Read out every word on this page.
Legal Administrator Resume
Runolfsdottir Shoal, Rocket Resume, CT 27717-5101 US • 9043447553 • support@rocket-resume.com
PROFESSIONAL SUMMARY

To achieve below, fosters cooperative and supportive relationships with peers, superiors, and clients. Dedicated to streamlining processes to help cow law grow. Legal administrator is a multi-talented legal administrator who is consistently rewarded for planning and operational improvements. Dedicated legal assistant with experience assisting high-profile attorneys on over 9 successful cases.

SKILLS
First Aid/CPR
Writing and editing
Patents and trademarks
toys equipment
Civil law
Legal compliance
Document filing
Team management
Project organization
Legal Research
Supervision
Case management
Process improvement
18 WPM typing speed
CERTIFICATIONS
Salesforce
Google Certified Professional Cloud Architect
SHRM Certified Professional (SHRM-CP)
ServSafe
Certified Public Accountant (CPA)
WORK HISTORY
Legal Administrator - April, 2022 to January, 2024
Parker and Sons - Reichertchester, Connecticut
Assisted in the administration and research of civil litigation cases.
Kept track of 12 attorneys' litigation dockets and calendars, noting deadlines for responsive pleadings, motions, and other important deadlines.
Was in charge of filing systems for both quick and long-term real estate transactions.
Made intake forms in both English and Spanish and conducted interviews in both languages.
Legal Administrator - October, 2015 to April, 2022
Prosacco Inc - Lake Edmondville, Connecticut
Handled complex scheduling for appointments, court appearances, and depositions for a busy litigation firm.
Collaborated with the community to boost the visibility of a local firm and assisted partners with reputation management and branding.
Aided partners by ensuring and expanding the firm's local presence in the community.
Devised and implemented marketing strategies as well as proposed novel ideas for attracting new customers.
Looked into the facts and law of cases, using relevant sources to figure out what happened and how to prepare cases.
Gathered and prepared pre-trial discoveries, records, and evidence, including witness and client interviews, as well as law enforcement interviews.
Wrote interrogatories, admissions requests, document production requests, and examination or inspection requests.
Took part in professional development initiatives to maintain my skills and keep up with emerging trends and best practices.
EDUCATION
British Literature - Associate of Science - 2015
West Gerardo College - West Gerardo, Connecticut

^^^^^^^^

List each line of the records that holds the string "well".

*Task output*:
Devised and implemented marketing strategies as well as proposed novel ideas for attracting new customers.
Gathered and prepared pre-trial discoveries, records, and evidence, including witness and client interviews, as well as law enforcement interviews.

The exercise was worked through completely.